Please write out the whole abstract on keratoprosthesis outcomes below, word for word.

-- Reading passage --
────────

Abstract

Recent advances aimed at preventing and treating complications after keratoprosthesis surgery have improved prognosis, but it has been suspected that various preoperative diagnoses may carry substantially different postoperative outcomes. This article attempts to clarify the ranking of prognostic categories for patients undergoing keratoprosthesis surgery. A retrospective review of the outcome in a recent series of 63 patient eyes operated at the Massachusetts Eye and Ear Infirmary between 1990 and 1997 and followed up for a minimum of 21 months. Anatomic retention of the device and the loss of vision caused by complications were recorded. The patients were divided into four categories according to preoperative cause. Anatomically, one keratoprosthesis extruded spontaneously. Another 10 were permanently removed because of complications. Of the 63 eyes, 10 never achieved a visual acuity of at least 20/200 vision because of preexisting retinal or optic nerve damage. The remaining 53 had a visual acuity of 20/200 to 20/20 as follows: Stevens-Johnson syndrome (n = 7), after 2 years: 33%, after 5 years: 0%; chemical burn (n = 17), after 2 years: 64%, after 5 years: 25%; ocular cicatricial pemphigoid (n = 20), after 2 years: 72%, after 5 years: 43%; graft failure in noncicatrizing conditions (dystrophies, degenerations, or bacterial or viral infections) when a repeat graft was expected to have a poor prognosis (n = 19), after 2 years: 83%, after 5 years: 68%. The difference in outcome between the Stevens-Johnson syndrome outcome group and the graft failure group or the ocular cicatricial pemphigoid group was statistically significant. In the group of 53 eyes, visual acuity was restored to 20/200 to 20/20 for a cumulative total of 138 years. Outcome of the keratoprosthesis surgery varied markedly with preoperative diagnosis. Most favorable was graft failures in non-cicatrizing conditions, whereas Stevens-Johnson syndrome was the worst. Ocular cicatricial pemphigoid and chemical burns occupied a middle ground. The difference between the groups seemed to correlate with the degree of past preoperative inflammation.

────────

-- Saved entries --
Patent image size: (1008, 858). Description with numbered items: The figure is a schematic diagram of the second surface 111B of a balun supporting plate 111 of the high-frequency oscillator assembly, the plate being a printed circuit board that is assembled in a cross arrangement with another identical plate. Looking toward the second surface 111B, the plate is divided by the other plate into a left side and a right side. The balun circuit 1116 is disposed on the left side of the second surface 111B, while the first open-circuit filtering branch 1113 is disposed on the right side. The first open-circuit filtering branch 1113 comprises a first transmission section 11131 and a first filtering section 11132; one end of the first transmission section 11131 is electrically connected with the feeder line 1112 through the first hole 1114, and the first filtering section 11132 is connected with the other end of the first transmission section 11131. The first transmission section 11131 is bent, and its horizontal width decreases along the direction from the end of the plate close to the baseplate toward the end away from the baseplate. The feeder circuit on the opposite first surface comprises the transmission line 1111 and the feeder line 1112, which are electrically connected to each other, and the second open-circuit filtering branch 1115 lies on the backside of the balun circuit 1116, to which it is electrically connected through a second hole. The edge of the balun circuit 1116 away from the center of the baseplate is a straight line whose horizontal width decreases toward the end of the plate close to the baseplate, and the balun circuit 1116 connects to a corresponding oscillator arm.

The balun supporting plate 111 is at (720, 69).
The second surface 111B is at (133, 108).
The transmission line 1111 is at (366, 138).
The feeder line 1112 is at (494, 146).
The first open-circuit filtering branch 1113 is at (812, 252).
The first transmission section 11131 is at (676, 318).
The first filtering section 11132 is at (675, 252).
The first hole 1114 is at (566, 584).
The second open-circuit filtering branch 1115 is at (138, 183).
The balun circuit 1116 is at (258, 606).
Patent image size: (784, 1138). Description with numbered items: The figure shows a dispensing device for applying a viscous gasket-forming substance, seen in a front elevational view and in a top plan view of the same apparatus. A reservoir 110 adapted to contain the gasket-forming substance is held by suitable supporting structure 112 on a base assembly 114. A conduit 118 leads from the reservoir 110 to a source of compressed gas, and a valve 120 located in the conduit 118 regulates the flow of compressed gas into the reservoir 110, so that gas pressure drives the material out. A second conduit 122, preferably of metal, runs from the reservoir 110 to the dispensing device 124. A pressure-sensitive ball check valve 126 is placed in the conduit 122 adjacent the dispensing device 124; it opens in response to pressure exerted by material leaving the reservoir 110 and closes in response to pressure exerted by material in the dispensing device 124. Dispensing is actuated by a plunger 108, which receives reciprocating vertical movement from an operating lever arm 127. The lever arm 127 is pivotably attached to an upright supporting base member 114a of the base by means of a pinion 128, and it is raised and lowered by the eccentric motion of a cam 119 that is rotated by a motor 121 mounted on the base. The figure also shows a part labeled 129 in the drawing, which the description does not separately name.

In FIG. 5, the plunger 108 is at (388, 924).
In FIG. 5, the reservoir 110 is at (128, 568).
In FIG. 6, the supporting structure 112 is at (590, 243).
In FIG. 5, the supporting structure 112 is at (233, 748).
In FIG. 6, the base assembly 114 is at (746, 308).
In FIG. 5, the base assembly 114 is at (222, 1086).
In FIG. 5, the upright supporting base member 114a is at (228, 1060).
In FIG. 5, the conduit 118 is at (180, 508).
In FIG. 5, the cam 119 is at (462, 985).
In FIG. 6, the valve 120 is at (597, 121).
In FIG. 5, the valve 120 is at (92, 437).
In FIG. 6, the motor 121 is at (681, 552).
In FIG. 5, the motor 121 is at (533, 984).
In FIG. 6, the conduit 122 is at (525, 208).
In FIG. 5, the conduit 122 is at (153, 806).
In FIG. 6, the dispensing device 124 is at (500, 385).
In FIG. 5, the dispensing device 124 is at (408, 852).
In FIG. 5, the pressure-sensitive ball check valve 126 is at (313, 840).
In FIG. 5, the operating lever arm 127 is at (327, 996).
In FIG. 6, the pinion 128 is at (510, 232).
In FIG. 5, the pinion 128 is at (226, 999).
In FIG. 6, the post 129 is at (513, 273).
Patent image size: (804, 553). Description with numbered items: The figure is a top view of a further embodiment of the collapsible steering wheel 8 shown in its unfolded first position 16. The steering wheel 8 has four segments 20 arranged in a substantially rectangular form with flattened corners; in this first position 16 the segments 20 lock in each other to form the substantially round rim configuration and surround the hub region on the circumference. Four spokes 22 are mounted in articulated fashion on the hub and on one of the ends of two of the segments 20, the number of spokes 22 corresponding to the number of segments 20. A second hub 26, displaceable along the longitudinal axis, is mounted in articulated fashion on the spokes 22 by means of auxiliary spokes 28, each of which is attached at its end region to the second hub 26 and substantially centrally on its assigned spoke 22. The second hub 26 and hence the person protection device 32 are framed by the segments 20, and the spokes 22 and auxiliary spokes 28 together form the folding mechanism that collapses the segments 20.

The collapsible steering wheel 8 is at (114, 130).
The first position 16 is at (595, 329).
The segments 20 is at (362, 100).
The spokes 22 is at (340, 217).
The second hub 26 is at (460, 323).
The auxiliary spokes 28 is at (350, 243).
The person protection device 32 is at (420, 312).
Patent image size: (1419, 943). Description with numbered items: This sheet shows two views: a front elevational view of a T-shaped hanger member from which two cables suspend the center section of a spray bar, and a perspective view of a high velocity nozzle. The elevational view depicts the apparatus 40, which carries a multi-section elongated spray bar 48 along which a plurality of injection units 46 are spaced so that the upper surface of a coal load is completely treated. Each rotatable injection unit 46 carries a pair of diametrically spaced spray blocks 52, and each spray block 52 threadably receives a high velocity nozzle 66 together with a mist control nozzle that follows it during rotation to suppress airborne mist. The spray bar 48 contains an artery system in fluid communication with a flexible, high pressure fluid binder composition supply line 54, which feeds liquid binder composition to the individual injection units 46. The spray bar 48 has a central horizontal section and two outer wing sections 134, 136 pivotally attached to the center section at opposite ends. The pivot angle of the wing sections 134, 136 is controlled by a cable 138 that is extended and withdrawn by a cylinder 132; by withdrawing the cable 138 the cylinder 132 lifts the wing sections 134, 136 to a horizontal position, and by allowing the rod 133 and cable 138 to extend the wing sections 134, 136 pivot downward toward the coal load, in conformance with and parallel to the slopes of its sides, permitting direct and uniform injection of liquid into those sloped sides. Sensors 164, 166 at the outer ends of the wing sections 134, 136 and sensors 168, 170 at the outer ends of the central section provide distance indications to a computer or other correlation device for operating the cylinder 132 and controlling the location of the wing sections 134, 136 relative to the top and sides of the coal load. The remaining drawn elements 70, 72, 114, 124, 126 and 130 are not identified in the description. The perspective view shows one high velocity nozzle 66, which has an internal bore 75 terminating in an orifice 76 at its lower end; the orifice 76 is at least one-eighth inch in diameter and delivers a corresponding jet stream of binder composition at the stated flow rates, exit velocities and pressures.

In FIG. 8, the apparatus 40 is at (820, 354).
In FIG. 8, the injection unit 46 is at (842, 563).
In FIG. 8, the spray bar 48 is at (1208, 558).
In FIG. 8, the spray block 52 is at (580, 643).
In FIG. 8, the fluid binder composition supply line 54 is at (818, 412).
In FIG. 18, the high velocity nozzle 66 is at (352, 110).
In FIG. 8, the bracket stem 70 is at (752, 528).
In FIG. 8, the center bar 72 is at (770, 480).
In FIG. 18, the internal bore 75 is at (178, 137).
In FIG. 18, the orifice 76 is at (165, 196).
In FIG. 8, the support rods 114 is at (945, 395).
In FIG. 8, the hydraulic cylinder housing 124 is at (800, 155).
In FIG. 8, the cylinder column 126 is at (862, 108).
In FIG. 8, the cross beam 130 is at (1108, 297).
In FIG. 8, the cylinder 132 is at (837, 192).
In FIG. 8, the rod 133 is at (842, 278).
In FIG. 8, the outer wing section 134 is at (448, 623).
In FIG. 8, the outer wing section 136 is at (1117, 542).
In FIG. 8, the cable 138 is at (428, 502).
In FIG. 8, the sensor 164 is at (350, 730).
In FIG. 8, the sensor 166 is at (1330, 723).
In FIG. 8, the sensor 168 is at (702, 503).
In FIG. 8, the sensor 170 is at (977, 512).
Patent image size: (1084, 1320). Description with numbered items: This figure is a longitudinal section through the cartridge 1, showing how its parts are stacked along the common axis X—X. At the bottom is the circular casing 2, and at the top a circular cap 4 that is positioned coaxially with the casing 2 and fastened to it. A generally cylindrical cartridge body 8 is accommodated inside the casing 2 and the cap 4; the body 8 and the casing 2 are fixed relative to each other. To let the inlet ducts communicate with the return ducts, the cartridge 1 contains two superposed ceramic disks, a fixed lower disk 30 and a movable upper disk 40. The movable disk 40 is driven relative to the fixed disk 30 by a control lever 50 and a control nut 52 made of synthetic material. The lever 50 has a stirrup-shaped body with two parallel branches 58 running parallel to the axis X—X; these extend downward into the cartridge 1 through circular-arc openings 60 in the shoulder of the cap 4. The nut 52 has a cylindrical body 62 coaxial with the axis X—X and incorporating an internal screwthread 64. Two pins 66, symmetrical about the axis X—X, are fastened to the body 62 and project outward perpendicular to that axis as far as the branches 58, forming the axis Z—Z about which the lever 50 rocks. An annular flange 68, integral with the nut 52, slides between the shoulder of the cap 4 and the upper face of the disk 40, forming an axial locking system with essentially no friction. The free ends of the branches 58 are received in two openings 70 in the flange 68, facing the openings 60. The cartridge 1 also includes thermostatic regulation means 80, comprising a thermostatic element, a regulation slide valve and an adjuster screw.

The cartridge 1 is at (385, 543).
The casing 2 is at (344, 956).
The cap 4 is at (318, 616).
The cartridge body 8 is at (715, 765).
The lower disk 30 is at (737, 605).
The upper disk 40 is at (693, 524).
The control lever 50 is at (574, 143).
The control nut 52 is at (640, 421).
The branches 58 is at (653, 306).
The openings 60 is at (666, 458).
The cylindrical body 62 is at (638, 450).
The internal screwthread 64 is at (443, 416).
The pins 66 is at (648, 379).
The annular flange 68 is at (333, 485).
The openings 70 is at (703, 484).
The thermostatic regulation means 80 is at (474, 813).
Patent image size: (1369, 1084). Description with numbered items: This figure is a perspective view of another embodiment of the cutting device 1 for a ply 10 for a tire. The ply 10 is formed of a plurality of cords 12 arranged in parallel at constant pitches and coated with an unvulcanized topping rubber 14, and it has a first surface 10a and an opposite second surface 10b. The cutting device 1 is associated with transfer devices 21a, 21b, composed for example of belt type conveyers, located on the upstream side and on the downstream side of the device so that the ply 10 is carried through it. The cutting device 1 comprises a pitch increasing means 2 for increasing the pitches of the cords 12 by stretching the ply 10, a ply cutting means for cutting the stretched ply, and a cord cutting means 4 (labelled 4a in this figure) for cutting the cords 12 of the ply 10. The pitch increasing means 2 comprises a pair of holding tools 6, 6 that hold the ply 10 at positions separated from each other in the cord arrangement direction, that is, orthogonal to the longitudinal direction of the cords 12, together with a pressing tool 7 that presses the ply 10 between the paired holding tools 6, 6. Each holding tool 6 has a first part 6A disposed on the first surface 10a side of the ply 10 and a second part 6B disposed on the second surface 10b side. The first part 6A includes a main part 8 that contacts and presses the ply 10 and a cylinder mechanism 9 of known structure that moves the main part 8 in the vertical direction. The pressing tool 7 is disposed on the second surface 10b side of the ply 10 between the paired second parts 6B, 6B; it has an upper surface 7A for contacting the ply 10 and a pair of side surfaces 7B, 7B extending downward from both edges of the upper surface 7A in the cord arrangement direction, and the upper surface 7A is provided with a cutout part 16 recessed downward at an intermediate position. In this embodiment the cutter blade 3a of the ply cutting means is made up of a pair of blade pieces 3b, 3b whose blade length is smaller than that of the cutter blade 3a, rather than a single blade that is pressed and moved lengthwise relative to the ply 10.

────────

-- Task answer --
Abstract

Recent advances aimed at preventing and treating complications after keratoprosthesis surgery have improved prognosis, but it has been suspected that various preoperative diagnoses may carry substantially different postoperative outcomes. This article attempts to clarify the ranking of prognostic categories for patients undergoing keratoprosthesis surgery. A retrospective review of the outcome in a recent series of 63 patient eyes operated at the Massachusetts Eye and Ear Infirmary between 1990 and 1997 and followed up for a minimum of 21 months. Anatomic retention of the device and the loss of vision caused by complications were recorded. The patients were divided into four categories according to preoperative cause. Anatomically, one keratoprosthesis extruded spontaneously. Another 10 were permanently removed because of complications. Of the 63 eyes, 10 never achieved a visual acuity of at least 20/200 vision because of preexisting retinal or optic nerve damage. The remaining 53 had a visual acuity of 20/200 to 20/20 as follows: Stevens-Johnson syndrome (n = 7), after 2 years: 33%, after 5 years: 0%; chemical burn (n = 17), after 2 years: 64%, after 5 years: 25%; ocular cicatricial pemphigoid (n = 20), after 2 years: 72%, after 5 years: 43%; graft failure in noncicatrizing conditions (dystrophies, degenerations, or bacterial or viral infections) when a repeat graft was expected to have a poor prognosis (n = 19), after 2 years: 83%, after 5 years: 68%. The difference in outcome between the Stevens-Johnson syndrome outcome group and the graft failure group or the ocular cicatricial pemphigoid group was statistically significant. In the group of 53 eyes, visual acuity was restored to 20/200 to 20/20 for a cumulative total of 138 years. Outcome of the keratoprosthesis surgery varied markedly with preoperative diagnosis. Most favorable was graft failures in non-cicatrizing conditions, whereas Stevens-Johnson syndrome was the worst. Ocular cicatricial pemphigoid and chemical burns occupied a middle ground. The difference between the groups seemed to correlate with the degree of past preoperative inflammation.